[start Listed entries]

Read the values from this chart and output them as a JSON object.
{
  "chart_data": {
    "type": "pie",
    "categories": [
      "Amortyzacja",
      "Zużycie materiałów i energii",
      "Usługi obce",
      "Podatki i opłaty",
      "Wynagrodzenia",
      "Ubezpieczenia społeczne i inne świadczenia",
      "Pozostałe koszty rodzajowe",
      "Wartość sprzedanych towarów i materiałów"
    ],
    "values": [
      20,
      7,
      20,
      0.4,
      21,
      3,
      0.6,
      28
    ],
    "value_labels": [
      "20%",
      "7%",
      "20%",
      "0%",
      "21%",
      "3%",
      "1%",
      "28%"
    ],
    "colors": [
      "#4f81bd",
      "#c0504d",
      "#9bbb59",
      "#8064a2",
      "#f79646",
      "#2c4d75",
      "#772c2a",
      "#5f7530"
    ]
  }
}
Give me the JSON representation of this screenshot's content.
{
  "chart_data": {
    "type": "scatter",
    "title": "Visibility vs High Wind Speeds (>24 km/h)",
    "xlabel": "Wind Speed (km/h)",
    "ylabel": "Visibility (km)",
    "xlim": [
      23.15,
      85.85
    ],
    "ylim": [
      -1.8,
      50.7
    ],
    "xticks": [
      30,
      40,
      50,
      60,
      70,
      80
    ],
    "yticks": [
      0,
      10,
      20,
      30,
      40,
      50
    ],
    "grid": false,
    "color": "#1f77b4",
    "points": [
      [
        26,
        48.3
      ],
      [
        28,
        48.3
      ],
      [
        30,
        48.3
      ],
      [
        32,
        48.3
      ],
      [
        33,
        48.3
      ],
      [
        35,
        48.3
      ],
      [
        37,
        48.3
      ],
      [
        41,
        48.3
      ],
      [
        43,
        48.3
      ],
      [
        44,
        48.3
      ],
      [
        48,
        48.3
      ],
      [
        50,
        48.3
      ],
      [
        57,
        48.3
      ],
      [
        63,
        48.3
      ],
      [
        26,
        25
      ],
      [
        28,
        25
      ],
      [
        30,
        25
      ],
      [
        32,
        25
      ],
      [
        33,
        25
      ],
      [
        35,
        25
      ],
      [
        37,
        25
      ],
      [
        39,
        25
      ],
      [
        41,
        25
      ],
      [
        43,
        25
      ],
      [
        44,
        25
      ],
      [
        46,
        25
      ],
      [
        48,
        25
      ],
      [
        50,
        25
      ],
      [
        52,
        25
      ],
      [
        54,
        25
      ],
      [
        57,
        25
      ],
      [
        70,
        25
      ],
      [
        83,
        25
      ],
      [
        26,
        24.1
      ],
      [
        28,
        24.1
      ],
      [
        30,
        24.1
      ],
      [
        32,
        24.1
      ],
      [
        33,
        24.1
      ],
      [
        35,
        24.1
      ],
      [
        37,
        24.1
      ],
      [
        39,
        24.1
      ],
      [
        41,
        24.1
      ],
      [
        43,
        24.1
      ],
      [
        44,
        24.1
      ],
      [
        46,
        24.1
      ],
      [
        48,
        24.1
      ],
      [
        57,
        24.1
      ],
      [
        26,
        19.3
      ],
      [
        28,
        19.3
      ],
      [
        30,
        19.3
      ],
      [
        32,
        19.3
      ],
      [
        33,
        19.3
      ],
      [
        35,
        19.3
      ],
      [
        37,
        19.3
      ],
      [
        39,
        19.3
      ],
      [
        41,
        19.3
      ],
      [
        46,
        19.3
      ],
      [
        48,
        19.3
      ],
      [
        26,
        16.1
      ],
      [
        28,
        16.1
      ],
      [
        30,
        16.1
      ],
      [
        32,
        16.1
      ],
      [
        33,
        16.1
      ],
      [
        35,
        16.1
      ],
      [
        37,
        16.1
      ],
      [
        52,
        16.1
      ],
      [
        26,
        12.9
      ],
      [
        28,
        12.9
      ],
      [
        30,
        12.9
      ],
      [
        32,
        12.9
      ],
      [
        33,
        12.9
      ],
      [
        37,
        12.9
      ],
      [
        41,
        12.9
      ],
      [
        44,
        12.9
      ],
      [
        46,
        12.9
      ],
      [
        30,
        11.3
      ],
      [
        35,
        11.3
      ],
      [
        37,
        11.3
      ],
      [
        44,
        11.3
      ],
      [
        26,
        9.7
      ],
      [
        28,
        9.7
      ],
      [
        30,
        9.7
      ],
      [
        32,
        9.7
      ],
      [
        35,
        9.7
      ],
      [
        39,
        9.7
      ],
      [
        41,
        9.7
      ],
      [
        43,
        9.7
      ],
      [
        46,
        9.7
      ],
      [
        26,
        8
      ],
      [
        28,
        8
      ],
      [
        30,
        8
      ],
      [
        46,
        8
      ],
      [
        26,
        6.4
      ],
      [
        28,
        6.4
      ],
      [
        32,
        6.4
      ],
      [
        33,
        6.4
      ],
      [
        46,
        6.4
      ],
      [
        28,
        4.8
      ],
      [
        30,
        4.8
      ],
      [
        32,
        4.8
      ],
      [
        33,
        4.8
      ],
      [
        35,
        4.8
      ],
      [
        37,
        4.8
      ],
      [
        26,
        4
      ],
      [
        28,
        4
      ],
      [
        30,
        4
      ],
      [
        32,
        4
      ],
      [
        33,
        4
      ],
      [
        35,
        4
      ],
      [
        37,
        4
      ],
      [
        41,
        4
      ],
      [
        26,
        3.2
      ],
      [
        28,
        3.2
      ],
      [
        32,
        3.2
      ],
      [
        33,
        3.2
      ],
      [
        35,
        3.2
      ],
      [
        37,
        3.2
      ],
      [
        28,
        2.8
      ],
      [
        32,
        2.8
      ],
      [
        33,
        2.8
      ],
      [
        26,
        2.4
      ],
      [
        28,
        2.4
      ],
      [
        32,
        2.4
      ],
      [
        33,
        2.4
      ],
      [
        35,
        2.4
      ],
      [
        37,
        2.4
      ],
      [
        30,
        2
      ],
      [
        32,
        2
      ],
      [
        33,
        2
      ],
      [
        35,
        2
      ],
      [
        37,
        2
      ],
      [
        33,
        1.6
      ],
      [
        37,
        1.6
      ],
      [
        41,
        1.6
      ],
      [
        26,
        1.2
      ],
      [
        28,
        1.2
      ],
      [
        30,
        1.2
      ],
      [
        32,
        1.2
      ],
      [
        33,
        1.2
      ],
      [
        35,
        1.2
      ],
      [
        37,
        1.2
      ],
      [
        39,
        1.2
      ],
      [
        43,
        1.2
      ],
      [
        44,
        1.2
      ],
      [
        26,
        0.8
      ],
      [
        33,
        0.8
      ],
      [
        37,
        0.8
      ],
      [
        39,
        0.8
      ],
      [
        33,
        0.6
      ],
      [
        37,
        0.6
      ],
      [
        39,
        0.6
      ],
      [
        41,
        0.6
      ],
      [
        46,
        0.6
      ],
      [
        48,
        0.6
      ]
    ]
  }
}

[end Listed entries]

→ What you need to do
Which lines in the listing above hold the word "values"? Show each of them.

→ Solution to this task
Read the values from this chart and output them as a JSON object.
    "values": [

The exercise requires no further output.